INSTRUCTION: What lines of the data hold the string "JSON"? Pull each one out.

* BEGIN *

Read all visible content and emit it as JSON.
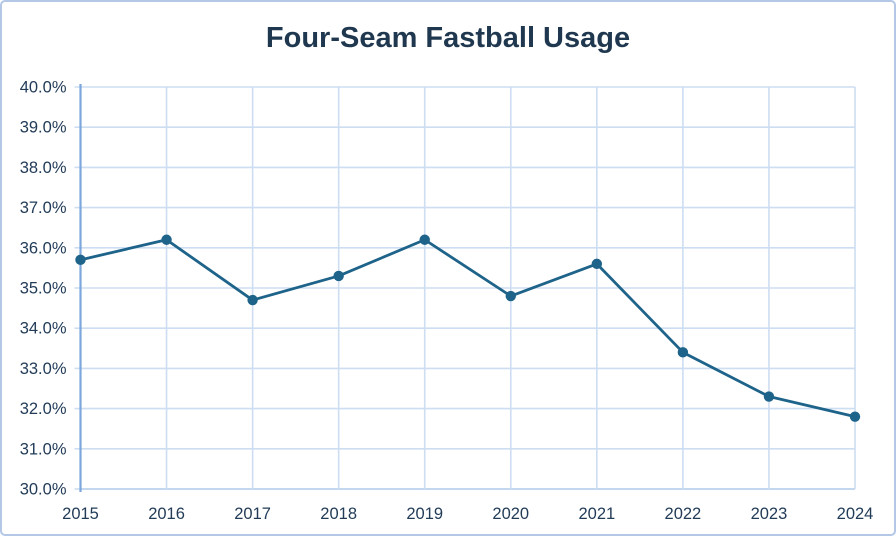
{
  "chart_data": {
    "type": "line",
    "title": "Four-Seam Fastball Usage",
    "xlabel": "",
    "ylabel": "",
    "unit": "%",
    "categories": [
      "2015",
      "2016",
      "2017",
      "2018",
      "2019",
      "2020",
      "2021",
      "2022",
      "2023",
      "2024"
    ],
    "series": [
      {
        "name": "Four-Seam Fastball Usage",
        "values": [
          35.7,
          36.2,
          34.7,
          35.3,
          36.2,
          34.8,
          35.6,
          33.4,
          32.3,
          31.8
        ]
      }
    ],
    "ylim": [
      30,
      40
    ],
    "ytick_values": [
      40,
      39,
      38,
      37,
      36,
      35,
      34,
      33,
      32,
      31,
      30
    ],
    "ytick_labels": [
      "40.0%",
      "39.0%",
      "38.0%",
      "37.0%",
      "36.0%",
      "35.0%",
      "34.0%",
      "33.0%",
      "32.0%",
      "31.0%",
      "30.0%"
    ],
    "grid": true,
    "legend": "none",
    "markers": true,
    "colors": {
      "line": "#1e6389",
      "marker": "#1e6389",
      "gridline": "#cdddf2",
      "bottom_axis": "#c3d7ee",
      "y_axis": "#7ca6dc",
      "title_text": "#1f384f",
      "tick_text": "#223c58",
      "frame_border": "#b4c7e7"
    }
  }
}
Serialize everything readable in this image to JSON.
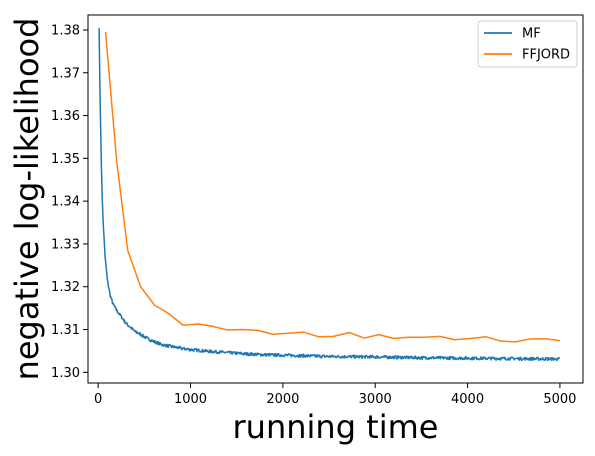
{
  "chart_data": {
    "type": "line",
    "xlabel": "running time",
    "ylabel": "negative log-likelihood",
    "xlim": [
      -110,
      5250
    ],
    "ylim": [
      1.2975,
      1.3835
    ],
    "x_ticks": [
      0,
      1000,
      2000,
      3000,
      4000,
      5000
    ],
    "y_ticks": [
      1.3,
      1.31,
      1.32,
      1.33,
      1.34,
      1.35,
      1.36,
      1.37,
      1.38
    ],
    "legend_position": "top-right",
    "grid": false,
    "series": [
      {
        "name": "MF",
        "color": "#1f77b4",
        "noisy": true,
        "x": [
          10,
          20,
          35,
          50,
          75,
          100,
          130,
          160,
          200,
          250,
          300,
          350,
          400,
          450,
          500,
          600,
          700,
          800,
          900,
          1000,
          1200,
          1400,
          1600,
          1800,
          2000,
          2500,
          3000,
          3500,
          4000,
          4500,
          5000
        ],
        "y": [
          1.3805,
          1.365,
          1.348,
          1.337,
          1.327,
          1.3215,
          1.318,
          1.316,
          1.3145,
          1.313,
          1.3115,
          1.3105,
          1.3095,
          1.309,
          1.3083,
          1.3072,
          1.3064,
          1.306,
          1.3056,
          1.3053,
          1.3049,
          1.3046,
          1.3043,
          1.3041,
          1.304,
          1.3037,
          1.3036,
          1.3034,
          1.3033,
          1.3032,
          1.3031
        ]
      },
      {
        "name": "FFJORD",
        "color": "#ff7f0e",
        "noisy": false,
        "x": [
          80,
          200,
          320,
          460,
          610,
          760,
          920,
          1080,
          1230,
          1400,
          1570,
          1730,
          1890,
          2040,
          2220,
          2390,
          2550,
          2720,
          2880,
          3040,
          3200,
          3360,
          3530,
          3700,
          3860,
          4030,
          4200,
          4360,
          4520,
          4680,
          4850,
          5000
        ],
        "y": [
          1.3795,
          1.3495,
          1.3285,
          1.32,
          1.3157,
          1.3138,
          1.311,
          1.3113,
          1.3108,
          1.3099,
          1.31,
          1.3098,
          1.3089,
          1.3091,
          1.3094,
          1.3083,
          1.3084,
          1.3093,
          1.308,
          1.3088,
          1.3079,
          1.3082,
          1.3082,
          1.3084,
          1.3076,
          1.3079,
          1.3083,
          1.3073,
          1.3071,
          1.3078,
          1.3078,
          1.3074
        ]
      }
    ]
  }
}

* END *

RESULT OF THIS TASK:
Read all visible content and emit it as JSON.
Serialize everything readable in this image to JSON.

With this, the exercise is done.